### Job
Output every line below exactly.

━━━━━ Supplied data ━━━━━

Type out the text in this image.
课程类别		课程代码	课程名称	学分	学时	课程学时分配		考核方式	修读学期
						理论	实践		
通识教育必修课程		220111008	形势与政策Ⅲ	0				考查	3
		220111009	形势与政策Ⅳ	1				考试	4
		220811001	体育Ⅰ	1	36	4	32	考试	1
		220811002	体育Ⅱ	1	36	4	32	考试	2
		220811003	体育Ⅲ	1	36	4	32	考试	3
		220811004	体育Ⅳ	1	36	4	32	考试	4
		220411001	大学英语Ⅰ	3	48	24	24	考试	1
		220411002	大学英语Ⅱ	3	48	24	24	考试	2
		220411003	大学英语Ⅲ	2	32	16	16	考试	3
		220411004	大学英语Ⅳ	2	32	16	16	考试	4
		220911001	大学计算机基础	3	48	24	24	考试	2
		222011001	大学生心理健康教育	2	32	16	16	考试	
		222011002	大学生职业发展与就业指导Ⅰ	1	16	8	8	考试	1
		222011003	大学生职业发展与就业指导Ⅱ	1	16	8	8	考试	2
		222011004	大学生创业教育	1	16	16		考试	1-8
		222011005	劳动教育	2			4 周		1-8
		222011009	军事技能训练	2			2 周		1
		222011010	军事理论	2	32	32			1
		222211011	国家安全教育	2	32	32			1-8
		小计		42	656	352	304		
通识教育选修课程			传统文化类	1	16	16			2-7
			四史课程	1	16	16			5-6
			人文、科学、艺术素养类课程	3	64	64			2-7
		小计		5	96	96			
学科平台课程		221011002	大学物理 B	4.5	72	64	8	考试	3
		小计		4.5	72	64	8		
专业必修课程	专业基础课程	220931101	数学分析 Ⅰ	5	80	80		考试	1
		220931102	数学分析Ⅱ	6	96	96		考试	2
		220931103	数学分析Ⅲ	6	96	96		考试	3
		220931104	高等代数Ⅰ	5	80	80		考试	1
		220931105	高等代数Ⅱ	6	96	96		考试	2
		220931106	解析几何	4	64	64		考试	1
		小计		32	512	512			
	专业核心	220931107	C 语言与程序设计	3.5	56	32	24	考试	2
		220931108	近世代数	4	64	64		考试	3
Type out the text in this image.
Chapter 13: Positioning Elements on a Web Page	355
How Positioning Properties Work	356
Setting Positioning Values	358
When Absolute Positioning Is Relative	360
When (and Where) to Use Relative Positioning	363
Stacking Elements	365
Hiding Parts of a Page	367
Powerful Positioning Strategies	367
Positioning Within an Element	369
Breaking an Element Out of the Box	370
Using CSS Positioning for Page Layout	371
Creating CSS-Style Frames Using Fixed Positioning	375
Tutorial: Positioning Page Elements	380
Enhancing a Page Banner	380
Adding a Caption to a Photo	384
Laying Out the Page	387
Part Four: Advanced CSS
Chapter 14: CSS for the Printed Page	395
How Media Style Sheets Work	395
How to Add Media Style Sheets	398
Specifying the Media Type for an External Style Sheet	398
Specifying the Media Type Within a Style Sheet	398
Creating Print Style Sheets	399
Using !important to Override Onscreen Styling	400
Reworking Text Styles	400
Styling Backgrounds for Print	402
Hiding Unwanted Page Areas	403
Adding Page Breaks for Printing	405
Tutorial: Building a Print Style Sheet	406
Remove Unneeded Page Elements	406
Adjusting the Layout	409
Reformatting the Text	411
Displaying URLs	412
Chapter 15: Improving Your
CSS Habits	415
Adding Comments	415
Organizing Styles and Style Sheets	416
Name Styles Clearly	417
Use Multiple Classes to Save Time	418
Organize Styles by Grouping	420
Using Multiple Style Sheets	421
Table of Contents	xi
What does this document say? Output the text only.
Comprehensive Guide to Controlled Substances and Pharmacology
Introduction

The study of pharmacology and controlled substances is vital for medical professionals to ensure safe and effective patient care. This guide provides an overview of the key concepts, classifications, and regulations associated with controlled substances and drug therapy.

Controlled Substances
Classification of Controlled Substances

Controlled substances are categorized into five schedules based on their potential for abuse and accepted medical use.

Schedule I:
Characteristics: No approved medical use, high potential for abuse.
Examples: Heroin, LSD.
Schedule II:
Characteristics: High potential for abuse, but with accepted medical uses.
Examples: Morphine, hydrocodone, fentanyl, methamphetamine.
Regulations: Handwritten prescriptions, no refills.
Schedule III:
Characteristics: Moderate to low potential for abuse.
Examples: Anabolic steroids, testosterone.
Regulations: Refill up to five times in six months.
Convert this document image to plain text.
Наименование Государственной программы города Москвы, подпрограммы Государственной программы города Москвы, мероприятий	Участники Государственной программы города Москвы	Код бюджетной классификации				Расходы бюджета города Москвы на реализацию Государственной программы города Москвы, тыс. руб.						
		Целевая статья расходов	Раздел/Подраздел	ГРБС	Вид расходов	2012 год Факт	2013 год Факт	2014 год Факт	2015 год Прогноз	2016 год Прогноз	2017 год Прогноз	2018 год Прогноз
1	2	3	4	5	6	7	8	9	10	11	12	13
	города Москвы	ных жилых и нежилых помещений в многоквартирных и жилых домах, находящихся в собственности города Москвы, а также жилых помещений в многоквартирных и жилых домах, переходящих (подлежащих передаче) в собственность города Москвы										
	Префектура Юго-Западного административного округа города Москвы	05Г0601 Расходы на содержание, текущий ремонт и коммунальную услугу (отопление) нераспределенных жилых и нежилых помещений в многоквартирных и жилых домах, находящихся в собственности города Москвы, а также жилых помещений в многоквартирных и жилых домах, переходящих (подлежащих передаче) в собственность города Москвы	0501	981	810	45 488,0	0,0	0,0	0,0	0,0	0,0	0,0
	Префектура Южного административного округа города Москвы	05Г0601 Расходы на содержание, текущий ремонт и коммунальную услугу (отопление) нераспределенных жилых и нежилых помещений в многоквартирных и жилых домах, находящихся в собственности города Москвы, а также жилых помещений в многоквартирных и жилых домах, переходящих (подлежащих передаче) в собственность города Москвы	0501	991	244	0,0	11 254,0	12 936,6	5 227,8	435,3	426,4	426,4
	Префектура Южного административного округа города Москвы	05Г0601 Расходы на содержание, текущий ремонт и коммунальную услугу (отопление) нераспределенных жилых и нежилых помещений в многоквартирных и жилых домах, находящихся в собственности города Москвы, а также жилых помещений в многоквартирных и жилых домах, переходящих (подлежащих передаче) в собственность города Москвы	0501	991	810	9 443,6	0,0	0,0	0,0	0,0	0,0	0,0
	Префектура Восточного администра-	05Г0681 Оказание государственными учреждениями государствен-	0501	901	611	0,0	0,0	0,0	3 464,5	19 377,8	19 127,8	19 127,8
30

━━━━━

### Exercise solution
Type out the text in this image.
课程类别		课程代码	课程名称	学分	学时	课程学时分配		考核方式	修读学期
						理论	实践		
通识教育必修课程		220111008	形势与政策Ⅲ	0				考查	3
		220111009	形势与政策Ⅳ	1				考试	4
		220811001	体育Ⅰ	1	36	4	32	考试	1
		220811002	体育Ⅱ	1	36	4	32	考试	2
		220811003	体育Ⅲ	1	36	4	32	考试	3
		220811004	体育Ⅳ	1	36	4	32	考试	4
		220411001	大学英语Ⅰ	3	48	24	24	考试	1
		220411002	大学英语Ⅱ	3	48	24	24	考试	2
		220411003	大学英语Ⅲ	2	32	16	16	考试	3
		220411004	大学英语Ⅳ	2	32	16	16	考试	4
		220911001	大学计算机基础	3	48	24	24	考试	2
		222011001	大学生心理健康教育	2	32	16	16	考试	
		222011002	大学生职业发展与就业指导Ⅰ	1	16	8	8	考试	1
		222011003	大学生职业发展与就业指导Ⅱ	1	16	8	8	考试	2
		222011004	大学生创业教育	1	16	16		考试	1-8
		222011005	劳动教育	2			4 周		1-8
		222011009	军事技能训练	2			2 周		1
		222011010	军事理论	2	32	32			1
		222211011	国家安全教育	2	32	32			1-8
		小计		42	656	352	304		
通识教育选修课程			传统文化类	1	16	16			2-7
			四史课程	1	16	16			5-6
			人文、科学、艺术素养类课程	3	64	64			2-7
		小计		5	96	96			
学科平台课程		221011002	大学物理 B	4.5	72	64	8	考试	3
		小计		4.5	72	64	8		
专业必修课程	专业基础课程	220931101	数学分析 Ⅰ	5	80	80		考试	1
		220931102	数学分析Ⅱ	6	96	96		考试	2
		220931103	数学分析Ⅲ	6	96	96		考试	3
		220931104	高等代数Ⅰ	5	80	80		考试	1
		220931105	高等代数Ⅱ	6	96	96		考试	2
		220931106	解析几何	4	64	64		考试	1
		小计		32	512	512			
	专业核心	220931107	C 语言与程序设计	3.5	56	32	24	考试	2
		220931108	近世代数	4	64	64		考试	3
Type out the text in this image.
Chapter 13: Positioning Elements on a Web Page	355
How Positioning Properties Work	356
Setting Positioning Values	358
When Absolute Positioning Is Relative	360
When (and Where) to Use Relative Positioning	363
Stacking Elements	365
Hiding Parts of a Page	367
Powerful Positioning Strategies	367
Positioning Within an Element	369
Breaking an Element Out of the Box	370
Using CSS Positioning for Page Layout	371
Creating CSS-Style Frames Using Fixed Positioning	375
Tutorial: Positioning Page Elements	380
Enhancing a Page Banner	380
Adding a Caption to a Photo	384
Laying Out the Page	387
Part Four: Advanced CSS
Chapter 14: CSS for the Printed Page	395
How Media Style Sheets Work	395
How to Add Media Style Sheets	398
Specifying the Media Type for an External Style Sheet	398
Specifying the Media Type Within a Style Sheet	398
Creating Print Style Sheets	399
Using !important to Override Onscreen Styling	400
Reworking Text Styles	400
Styling Backgrounds for Print	402
Hiding Unwanted Page Areas	403
Adding Page Breaks for Printing	405
Tutorial: Building a Print Style Sheet	406
Remove Unneeded Page Elements	406
Adjusting the Layout	409
Reformatting the Text	411
Displaying URLs	412
Chapter 15: Improving Your
CSS Habits	415
Adding Comments	415
Organizing Styles and Style Sheets	416
Name Styles Clearly	417
Use Multiple Classes to Save Time	418
Organize Styles by Grouping	420
Using Multiple Style Sheets	421
Table of Contents	xi
What does this document say? Output the text only.
Comprehensive Guide to Controlled Substances and Pharmacology
Introduction

The study of pharmacology and controlled substances is vital for medical professionals to ensure safe and effective patient care. This guide provides an overview of the key concepts, classifications, and regulations associated with controlled substances and drug therapy.

Controlled Substances
Classification of Controlled Substances

Controlled substances are categorized into five schedules based on their potential for abuse and accepted medical use.

Schedule I:
Characteristics: No approved medical use, high potential for abuse.
Examples: Heroin, LSD.
Schedule II:
Characteristics: High potential for abuse, but with accepted medical uses.
Examples: Morphine, hydrocodone, fentanyl, methamphetamine.
Regulations: Handwritten prescriptions, no refills.
Schedule III:
Characteristics: Moderate to low potential for abuse.
Examples: Anabolic steroids, testosterone.
Regulations: Refill up to five times in six months.
Convert this document image to plain text.
Наименование Государственной программы города Москвы, подпрограммы Государственной программы города Москвы, мероприятий	Участники Государственной программы города Москвы	Код бюджетной классификации				Расходы бюджета города Москвы на реализацию Государственной программы города Москвы, тыс. руб.						
		Целевая статья расходов	Раздел/Подраздел	ГРБС	Вид расходов	2012 год Факт	2013 год Факт	2014 год Факт	2015 год Прогноз	2016 год Прогноз	2017 год Прогноз	2018 год Прогноз
1	2	3	4	5	6	7	8	9	10	11	12	13
	города Москвы	ных жилых и нежилых помещений в многоквартирных и жилых домах, находящихся в собственности города Москвы, а также жилых помещений в многоквартирных и жилых домах, переходящих (подлежащих передаче) в собственность города Москвы										
	Префектура Юго-Западного административного округа города Москвы	05Г0601 Расходы на содержание, текущий ремонт и коммунальную услугу (отопление) нераспределенных жилых и нежилых помещений в многоквартирных и жилых домах, находящихся в собственности города Москвы, а также жилых помещений в многоквартирных и жилых домах, переходящих (подлежащих передаче) в собственность города Москвы	0501	981	810	45 488,0	0,0	0,0	0,0	0,0	0,0	0,0
	Префектура Южного административного округа города Москвы	05Г0601 Расходы на содержание, текущий ремонт и коммунальную услугу (отопление) нераспределенных жилых и нежилых помещений в многоквартирных и жилых домах, находящихся в собственности города Москвы, а также жилых помещений в многоквартирных и жилых домах, переходящих (подлежащих передаче) в собственность города Москвы	0501	991	244	0,0	11 254,0	12 936,6	5 227,8	435,3	426,4	426,4
	Префектура Южного административного округа города Москвы	05Г0601 Расходы на содержание, текущий ремонт и коммунальную услугу (отопление) нераспределенных жилых и нежилых помещений в многоквартирных и жилых домах, находящихся в собственности города Москвы, а также жилых помещений в многоквартирных и жилых домах, переходящих (подлежащих передаче) в собственность города Москвы	0501	991	810	9 443,6	0,0	0,0	0,0	0,0	0,0	0,0
	Префектура Восточного администра-	05Г0681 Оказание государственными учреждениями государствен-	0501	901	611	0,0	0,0	0,0	3 464,5	19 377,8	19 127,8	19 127,8
30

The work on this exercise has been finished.